=== EXERCISE ===
Scan the records below. List lines holding "Всероссийская".

=== DATA LINES ===
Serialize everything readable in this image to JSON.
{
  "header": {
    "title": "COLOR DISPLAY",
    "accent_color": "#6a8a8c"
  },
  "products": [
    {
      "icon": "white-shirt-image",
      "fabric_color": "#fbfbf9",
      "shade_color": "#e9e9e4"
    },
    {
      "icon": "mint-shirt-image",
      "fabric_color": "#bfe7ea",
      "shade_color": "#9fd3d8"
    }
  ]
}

==

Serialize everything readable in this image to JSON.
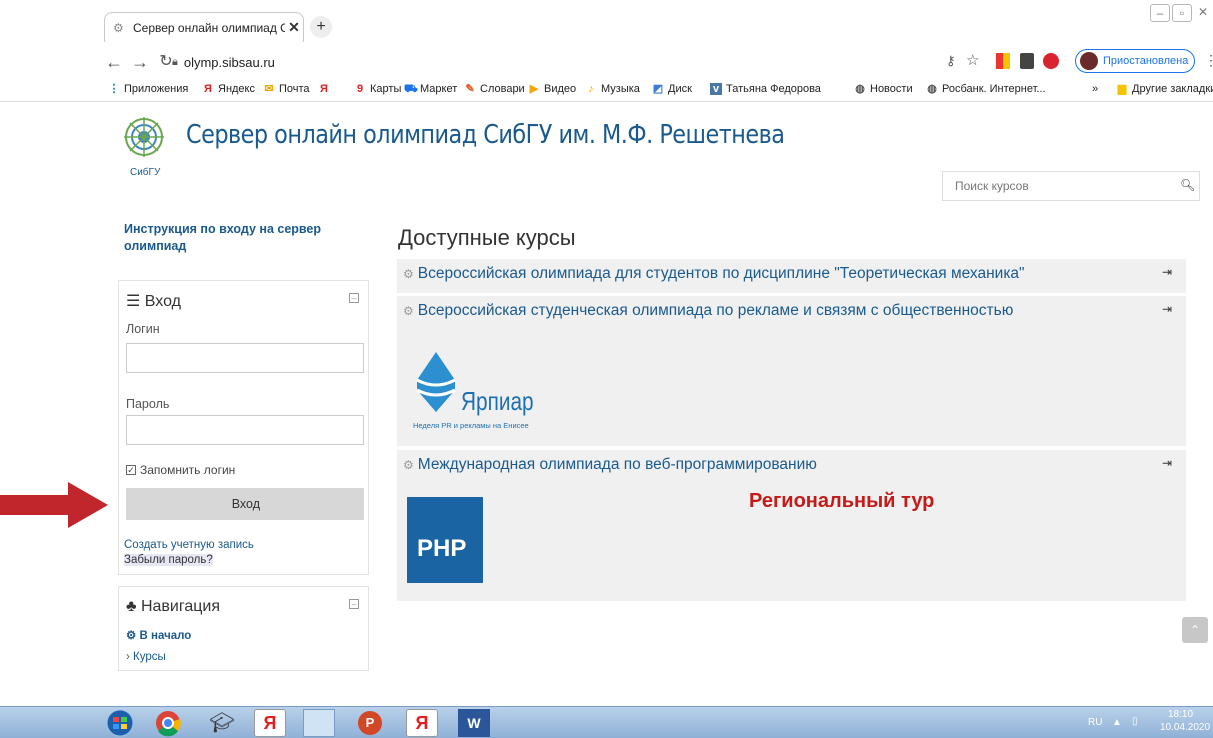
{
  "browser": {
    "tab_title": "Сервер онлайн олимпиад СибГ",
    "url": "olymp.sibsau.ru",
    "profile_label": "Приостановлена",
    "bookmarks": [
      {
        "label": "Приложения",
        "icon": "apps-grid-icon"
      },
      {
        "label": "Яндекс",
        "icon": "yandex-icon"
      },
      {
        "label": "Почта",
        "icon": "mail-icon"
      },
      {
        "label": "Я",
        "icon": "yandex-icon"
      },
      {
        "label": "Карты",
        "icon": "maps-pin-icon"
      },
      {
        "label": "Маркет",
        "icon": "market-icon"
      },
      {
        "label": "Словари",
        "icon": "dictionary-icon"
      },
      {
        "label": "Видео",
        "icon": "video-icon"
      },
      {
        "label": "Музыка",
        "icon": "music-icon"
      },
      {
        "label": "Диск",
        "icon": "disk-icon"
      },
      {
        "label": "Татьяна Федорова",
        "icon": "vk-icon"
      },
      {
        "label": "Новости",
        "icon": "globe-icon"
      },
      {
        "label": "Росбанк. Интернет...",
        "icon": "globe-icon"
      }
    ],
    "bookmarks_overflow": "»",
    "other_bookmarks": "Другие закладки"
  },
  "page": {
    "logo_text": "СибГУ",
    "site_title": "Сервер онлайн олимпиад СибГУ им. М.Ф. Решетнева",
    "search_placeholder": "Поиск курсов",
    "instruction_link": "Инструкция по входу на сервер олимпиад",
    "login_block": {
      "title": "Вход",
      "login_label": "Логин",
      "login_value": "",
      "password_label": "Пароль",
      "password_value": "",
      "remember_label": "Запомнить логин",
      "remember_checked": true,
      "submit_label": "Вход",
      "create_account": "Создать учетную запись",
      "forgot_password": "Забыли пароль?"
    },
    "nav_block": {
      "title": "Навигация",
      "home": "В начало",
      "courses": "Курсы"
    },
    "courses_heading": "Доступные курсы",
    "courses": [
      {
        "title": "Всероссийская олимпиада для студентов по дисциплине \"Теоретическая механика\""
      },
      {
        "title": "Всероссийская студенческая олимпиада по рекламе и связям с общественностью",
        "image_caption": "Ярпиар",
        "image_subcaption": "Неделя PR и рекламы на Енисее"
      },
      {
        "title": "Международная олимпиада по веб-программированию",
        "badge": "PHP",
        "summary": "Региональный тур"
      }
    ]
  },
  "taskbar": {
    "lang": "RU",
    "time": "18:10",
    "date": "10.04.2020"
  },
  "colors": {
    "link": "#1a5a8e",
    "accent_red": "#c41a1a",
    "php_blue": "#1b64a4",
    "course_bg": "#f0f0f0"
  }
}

=== ANSWER FOR THE TASK ===
        "title": "Всероссийская олимпиада для студентов по дисциплине \"Теоретическая механика\""
        "title": "Всероссийская студенческая олимпиада по рекламе и связям с общественностью",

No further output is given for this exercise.